*RECORDED DATA:*
= = =

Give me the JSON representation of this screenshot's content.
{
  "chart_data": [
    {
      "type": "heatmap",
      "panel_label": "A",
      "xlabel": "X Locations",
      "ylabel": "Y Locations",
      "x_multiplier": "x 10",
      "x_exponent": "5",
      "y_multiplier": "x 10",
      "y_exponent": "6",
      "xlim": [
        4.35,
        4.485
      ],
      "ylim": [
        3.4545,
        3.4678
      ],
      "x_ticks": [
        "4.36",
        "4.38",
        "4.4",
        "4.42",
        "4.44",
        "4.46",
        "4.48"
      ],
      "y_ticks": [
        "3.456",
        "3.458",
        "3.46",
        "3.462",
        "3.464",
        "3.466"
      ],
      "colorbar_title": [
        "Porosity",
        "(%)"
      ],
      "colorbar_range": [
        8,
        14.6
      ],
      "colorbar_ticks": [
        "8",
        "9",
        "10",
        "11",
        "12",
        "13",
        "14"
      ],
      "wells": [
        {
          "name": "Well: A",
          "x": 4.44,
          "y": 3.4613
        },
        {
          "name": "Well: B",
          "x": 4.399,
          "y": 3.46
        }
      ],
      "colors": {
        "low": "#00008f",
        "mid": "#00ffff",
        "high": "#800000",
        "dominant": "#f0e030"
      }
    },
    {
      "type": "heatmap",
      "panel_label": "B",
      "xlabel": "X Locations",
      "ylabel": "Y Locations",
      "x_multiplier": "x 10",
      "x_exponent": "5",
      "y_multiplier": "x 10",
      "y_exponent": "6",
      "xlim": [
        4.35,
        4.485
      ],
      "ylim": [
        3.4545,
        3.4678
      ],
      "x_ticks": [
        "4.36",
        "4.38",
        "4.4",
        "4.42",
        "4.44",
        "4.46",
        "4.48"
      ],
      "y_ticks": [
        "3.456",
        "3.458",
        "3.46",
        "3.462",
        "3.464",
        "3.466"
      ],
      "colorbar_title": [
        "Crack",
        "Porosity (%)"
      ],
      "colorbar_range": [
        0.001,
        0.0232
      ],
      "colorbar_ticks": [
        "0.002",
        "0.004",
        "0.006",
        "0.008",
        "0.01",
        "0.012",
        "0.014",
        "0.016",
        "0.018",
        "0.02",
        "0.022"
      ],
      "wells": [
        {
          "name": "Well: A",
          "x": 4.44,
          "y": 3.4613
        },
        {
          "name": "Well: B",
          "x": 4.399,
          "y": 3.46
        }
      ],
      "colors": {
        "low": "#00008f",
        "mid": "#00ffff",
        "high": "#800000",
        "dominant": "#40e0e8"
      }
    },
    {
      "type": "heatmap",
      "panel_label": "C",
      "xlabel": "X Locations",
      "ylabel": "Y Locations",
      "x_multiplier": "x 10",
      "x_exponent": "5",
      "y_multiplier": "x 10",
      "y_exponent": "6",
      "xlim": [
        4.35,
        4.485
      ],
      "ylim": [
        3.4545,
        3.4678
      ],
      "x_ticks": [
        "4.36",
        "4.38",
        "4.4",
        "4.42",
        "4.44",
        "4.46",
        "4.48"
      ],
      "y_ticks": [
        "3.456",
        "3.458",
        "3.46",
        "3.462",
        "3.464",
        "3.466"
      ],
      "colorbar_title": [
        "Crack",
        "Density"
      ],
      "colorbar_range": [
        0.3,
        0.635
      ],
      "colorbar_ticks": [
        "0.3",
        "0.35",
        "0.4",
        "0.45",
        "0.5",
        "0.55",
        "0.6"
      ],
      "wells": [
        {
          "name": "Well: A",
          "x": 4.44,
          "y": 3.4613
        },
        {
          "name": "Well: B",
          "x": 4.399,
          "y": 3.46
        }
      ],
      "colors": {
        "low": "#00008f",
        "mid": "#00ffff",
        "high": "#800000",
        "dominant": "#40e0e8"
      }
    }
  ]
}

= = =

*YOUR INSTRUCTIONS:*
Write down every line of the data exactly as it appears above.

*ANSWER TO THIS EXERCISE:*
Give me the JSON representation of this screenshot's content.
{
  "chart_data": [
    {
      "type": "heatmap",
      "panel_label": "A",
      "xlabel": "X Locations",
      "ylabel": "Y Locations",
      "x_multiplier": "x 10",
      "x_exponent": "5",
      "y_multiplier": "x 10",
      "y_exponent": "6",
      "xlim": [
        4.35,
        4.485
      ],
      "ylim": [
        3.4545,
        3.4678
      ],
      "x_ticks": [
        "4.36",
        "4.38",
        "4.4",
        "4.42",
        "4.44",
        "4.46",
        "4.48"
      ],
      "y_ticks": [
        "3.456",
        "3.458",
        "3.46",
        "3.462",
        "3.464",
        "3.466"
      ],
      "colorbar_title": [
        "Porosity",
        "(%)"
      ],
      "colorbar_range": [
        8,
        14.6
      ],
      "colorbar_ticks": [
        "8",
        "9",
        "10",
        "11",
        "12",
        "13",
        "14"
      ],
      "wells": [
        {
          "name": "Well: A",
          "x": 4.44,
          "y": 3.4613
        },
        {
          "name": "Well: B",
          "x": 4.399,
          "y": 3.46
        }
      ],
      "colors": {
        "low": "#00008f",
        "mid": "#00ffff",
        "high": "#800000",
        "dominant": "#f0e030"
      }
    },
    {
      "type": "heatmap",
      "panel_label": "B",
      "xlabel": "X Locations",
      "ylabel": "Y Locations",
      "x_multiplier": "x 10",
      "x_exponent": "5",
      "y_multiplier": "x 10",
      "y_exponent": "6",
      "xlim": [
        4.35,
        4.485
      ],
      "ylim": [
        3.4545,
        3.4678
      ],
      "x_ticks": [
        "4.36",
        "4.38",
        "4.4",
        "4.42",
        "4.44",
        "4.46",
        "4.48"
      ],
      "y_ticks": [
        "3.456",
        "3.458",
        "3.46",
        "3.462",
        "3.464",
        "3.466"
      ],
      "colorbar_title": [
        "Crack",
        "Porosity (%)"
      ],
      "colorbar_range": [
        0.001,
        0.0232
      ],
      "colorbar_ticks": [
        "0.002",
        "0.004",
        "0.006",
        "0.008",
        "0.01",
        "0.012",
        "0.014",
        "0.016",
        "0.018",
        "0.02",
        "0.022"
      ],
      "wells": [
        {
          "name": "Well: A",
          "x": 4.44,
          "y": 3.4613
        },
        {
          "name": "Well: B",
          "x": 4.399,
          "y": 3.46
        }
      ],
      "colors": {
        "low": "#00008f",
        "mid": "#00ffff",
        "high": "#800000",
        "dominant": "#40e0e8"
      }
    },
    {
      "type": "heatmap",
      "panel_label": "C",
      "xlabel": "X Locations",
      "ylabel": "Y Locations",
      "x_multiplier": "x 10",
      "x_exponent": "5",
      "y_multiplier": "x 10",
      "y_exponent": "6",
      "xlim": [
        4.35,
        4.485
      ],
      "ylim": [
        3.4545,
        3.4678
      ],
      "x_ticks": [
        "4.36",
        "4.38",
        "4.4",
        "4.42",
        "4.44",
        "4.46",
        "4.48"
      ],
      "y_ticks": [
        "3.456",
        "3.458",
        "3.46",
        "3.462",
        "3.464",
        "3.466"
      ],
      "colorbar_title": [
        "Crack",
        "Density"
      ],
      "colorbar_range": [
        0.3,
        0.635
      ],
      "colorbar_ticks": [
        "0.3",
        "0.35",
        "0.4",
        "0.45",
        "0.5",
        "0.55",
        "0.6"
      ],
      "wells": [
        {
          "name": "Well: A",
          "x": 4.44,
          "y": 3.4613
        },
        {
          "name": "Well: B",
          "x": 4.399,
          "y": 3.46
        }
      ],
      "colors": {
        "low": "#00008f",
        "mid": "#00ffff",
        "high": "#800000",
        "dominant": "#40e0e8"
      }
    }
  ]
}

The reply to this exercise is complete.